## DIRECTIONS:
Down to the last line, set the entries down again exactly.

## PROVIDED RECORDS:
>>>

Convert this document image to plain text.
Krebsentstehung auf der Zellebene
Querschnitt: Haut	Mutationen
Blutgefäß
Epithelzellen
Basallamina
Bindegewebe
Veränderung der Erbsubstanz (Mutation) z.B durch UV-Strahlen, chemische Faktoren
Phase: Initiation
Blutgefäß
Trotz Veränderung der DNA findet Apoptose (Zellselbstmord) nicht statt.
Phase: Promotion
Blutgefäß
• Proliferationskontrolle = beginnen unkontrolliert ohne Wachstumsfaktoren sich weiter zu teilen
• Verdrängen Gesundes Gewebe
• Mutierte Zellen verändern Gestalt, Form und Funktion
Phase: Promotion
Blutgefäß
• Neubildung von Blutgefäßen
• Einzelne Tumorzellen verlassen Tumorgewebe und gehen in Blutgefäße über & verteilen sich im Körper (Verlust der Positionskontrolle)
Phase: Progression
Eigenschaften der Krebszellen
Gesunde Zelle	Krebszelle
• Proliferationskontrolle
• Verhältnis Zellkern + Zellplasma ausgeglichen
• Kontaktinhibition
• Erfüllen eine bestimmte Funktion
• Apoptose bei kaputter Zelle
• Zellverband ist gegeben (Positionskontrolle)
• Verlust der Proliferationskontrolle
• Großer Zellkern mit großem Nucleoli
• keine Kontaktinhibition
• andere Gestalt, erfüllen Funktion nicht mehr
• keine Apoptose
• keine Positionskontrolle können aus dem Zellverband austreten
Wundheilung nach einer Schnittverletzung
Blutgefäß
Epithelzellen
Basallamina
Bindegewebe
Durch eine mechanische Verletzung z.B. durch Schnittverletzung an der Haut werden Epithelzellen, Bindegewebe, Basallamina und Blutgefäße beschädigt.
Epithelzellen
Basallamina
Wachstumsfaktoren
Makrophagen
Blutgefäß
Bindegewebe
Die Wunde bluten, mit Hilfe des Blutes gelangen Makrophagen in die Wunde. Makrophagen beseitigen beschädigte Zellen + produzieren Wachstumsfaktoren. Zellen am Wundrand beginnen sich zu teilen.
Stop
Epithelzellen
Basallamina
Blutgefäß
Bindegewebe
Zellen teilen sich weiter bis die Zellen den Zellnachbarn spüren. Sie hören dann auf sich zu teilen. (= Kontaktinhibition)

<<<

## RESULT FOR THIS TASK:
Convert this document image to plain text.
Krebsentstehung auf der Zellebene
Querschnitt: Haut	Mutationen
Blutgefäß
Epithelzellen
Basallamina
Bindegewebe
Veränderung der Erbsubstanz (Mutation) z.B durch UV-Strahlen, chemische Faktoren
Phase: Initiation
Blutgefäß
Trotz Veränderung der DNA findet Apoptose (Zellselbstmord) nicht statt.
Phase: Promotion
Blutgefäß
• Proliferationskontrolle = beginnen unkontrolliert ohne Wachstumsfaktoren sich weiter zu teilen
• Verdrängen Gesundes Gewebe
• Mutierte Zellen verändern Gestalt, Form und Funktion
Phase: Promotion
Blutgefäß
• Neubildung von Blutgefäßen
• Einzelne Tumorzellen verlassen Tumorgewebe und gehen in Blutgefäße über & verteilen sich im Körper (Verlust der Positionskontrolle)
Phase: Progression
Eigenschaften der Krebszellen
Gesunde Zelle	Krebszelle
• Proliferationskontrolle
• Verhältnis Zellkern + Zellplasma ausgeglichen
• Kontaktinhibition
• Erfüllen eine bestimmte Funktion
• Apoptose bei kaputter Zelle
• Zellverband ist gegeben (Positionskontrolle)
• Verlust der Proliferationskontrolle
• Großer Zellkern mit großem Nucleoli
• keine Kontaktinhibition
• andere Gestalt, erfüllen Funktion nicht mehr
• keine Apoptose
• keine Positionskontrolle können aus dem Zellverband austreten
Wundheilung nach einer Schnittverletzung
Blutgefäß
Epithelzellen
Basallamina
Bindegewebe
Durch eine mechanische Verletzung z.B. durch Schnittverletzung an der Haut werden Epithelzellen, Bindegewebe, Basallamina und Blutgefäße beschädigt.
Epithelzellen
Basallamina
Wachstumsfaktoren
Makrophagen
Blutgefäß
Bindegewebe
Die Wunde bluten, mit Hilfe des Blutes gelangen Makrophagen in die Wunde. Makrophagen beseitigen beschädigte Zellen + produzieren Wachstumsfaktoren. Zellen am Wundrand beginnen sich zu teilen.
Stop
Epithelzellen
Basallamina
Blutgefäß
Bindegewebe
Zellen teilen sich weiter bis die Zellen den Zellnachbarn spüren. Sie hören dann auf sich zu teilen. (= Kontaktinhibition)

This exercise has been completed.